◆ **TAREA 1**:
Resuma el texto proporcionado en dos oraciones.
◆ **TAREA 2**:
Devuelva sin cambios el fragmento del texto proporcionado que va desde "La disputa, captada" hasta "a agredir físicamente.", con ambos extremos incluidos.

Redacción Internacional, Agencias.- Un altercado entre vecinos en Costa Rica terminó en tragedia cuando Otoniel Orozco Mendoza, un nicaragüense nacionalizado de 53 años, falleció tras recibir 14 disparos.
El agresor, identificado como Eduardo Ramírez Zamora, fue detenido en el lugar del incidente por las autoridades.
La disputa, captada por cámaras de seguridad del condominio, culminó años de conflictos entre los vecinos. La situación se intensificó durante una discusión entre las esposas de los implicados sobre la llave de paso del agua.
Mientras las mujeres discutían, Ramírez Zamora recargaba su arma y disparaba a Orozco Mendoza, quien lo había comenzado a agredir físicamente.
Antecedentes de Conflicto
Dayli Avendaño, cuñada de la víctima, mencionó que los conflictos entre los vecinos eran constantes y que ya se habían presentado denuncias por amenazas y acoso. «Ellos vivían en un constante enfrentamiento. Esto se veía venir», comentó Avendaño, visiblemente afectada.

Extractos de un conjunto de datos
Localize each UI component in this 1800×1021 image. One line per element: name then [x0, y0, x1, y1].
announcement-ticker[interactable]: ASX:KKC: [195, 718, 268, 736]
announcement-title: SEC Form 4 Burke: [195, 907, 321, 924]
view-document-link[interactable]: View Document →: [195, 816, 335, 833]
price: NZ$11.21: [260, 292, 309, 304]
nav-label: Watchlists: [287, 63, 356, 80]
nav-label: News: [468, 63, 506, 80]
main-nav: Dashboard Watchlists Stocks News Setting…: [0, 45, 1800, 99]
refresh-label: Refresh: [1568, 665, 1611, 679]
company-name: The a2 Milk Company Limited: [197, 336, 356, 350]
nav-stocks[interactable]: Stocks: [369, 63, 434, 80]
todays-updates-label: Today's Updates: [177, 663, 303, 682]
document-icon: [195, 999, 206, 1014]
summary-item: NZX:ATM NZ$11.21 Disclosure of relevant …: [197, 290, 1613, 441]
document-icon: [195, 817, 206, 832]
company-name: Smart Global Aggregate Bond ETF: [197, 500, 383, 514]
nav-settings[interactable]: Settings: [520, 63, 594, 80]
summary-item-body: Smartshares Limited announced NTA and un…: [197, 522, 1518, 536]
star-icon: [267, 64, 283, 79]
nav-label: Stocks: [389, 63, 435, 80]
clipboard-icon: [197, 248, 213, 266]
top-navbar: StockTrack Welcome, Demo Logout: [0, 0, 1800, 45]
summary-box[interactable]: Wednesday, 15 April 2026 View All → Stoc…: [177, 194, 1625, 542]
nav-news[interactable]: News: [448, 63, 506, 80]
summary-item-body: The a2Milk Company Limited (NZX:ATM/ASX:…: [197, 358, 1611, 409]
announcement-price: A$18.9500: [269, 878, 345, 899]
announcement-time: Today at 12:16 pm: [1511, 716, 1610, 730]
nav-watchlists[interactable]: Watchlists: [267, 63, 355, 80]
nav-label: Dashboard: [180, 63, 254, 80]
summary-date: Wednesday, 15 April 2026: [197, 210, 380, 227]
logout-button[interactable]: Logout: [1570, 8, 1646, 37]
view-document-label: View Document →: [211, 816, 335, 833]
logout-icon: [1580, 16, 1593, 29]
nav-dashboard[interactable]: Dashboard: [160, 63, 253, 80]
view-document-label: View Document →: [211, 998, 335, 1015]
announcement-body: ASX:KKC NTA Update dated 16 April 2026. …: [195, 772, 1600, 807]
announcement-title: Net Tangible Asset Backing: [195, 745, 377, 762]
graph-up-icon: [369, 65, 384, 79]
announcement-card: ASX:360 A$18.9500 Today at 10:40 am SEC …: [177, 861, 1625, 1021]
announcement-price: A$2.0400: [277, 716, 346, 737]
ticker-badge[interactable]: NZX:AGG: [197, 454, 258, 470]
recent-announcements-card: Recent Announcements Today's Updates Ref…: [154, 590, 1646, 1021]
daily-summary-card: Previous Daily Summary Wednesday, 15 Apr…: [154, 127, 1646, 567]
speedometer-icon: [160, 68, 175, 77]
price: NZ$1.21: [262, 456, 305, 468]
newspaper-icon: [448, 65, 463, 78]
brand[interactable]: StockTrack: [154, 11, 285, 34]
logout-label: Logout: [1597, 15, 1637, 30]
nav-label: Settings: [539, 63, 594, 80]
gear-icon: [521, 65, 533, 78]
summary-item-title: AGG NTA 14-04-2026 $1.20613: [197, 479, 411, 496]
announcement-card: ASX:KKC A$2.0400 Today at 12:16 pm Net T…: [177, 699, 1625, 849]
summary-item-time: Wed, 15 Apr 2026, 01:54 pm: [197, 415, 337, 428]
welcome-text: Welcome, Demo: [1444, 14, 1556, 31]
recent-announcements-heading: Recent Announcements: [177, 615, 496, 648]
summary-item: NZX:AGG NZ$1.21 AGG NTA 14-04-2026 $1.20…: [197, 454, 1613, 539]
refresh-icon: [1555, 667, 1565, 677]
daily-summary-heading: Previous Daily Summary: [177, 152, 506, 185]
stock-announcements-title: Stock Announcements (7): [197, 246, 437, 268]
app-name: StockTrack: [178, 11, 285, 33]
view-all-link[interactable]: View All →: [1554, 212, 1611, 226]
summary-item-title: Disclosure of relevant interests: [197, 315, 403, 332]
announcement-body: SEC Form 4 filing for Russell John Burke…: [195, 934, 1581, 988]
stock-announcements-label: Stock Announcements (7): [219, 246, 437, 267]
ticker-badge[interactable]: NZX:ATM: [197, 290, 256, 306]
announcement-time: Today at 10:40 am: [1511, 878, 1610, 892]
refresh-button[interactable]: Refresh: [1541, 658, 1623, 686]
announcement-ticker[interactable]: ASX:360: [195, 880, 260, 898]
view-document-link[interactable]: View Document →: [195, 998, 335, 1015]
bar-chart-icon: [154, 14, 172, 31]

◆ **RESULTADO DEL EJERCICIO 1**:
En Costa Rica, Otoniel Orozco Mendoza, un nicaragüense nacionalizado de 53 años, murió tras recibir 14 disparos de su vecino Eduardo Ramírez Zamora, a quien las autoridades detuvieron en el lugar. El enfrentamiento, captado por las cámaras de seguridad del condominio, culminó años de conflictos entre los vecinos y se intensificó durante una discusión entre las esposas de ambos sobre la llave de paso del agua.

◆ **RESULTADO DEL EJERCICIO 2**:
La disputa, captada por cámaras de seguridad del condominio, culminó años de conflictos entre los vecinos. La situación se intensificó durante una discusión entre las esposas de los implicados sobre la llave de paso del agua.
Mientras las mujeres discutían, Ramírez Zamora recargaba su arma y disparaba a Orozco Mendoza, quien lo había comenzado a agredir físicamente.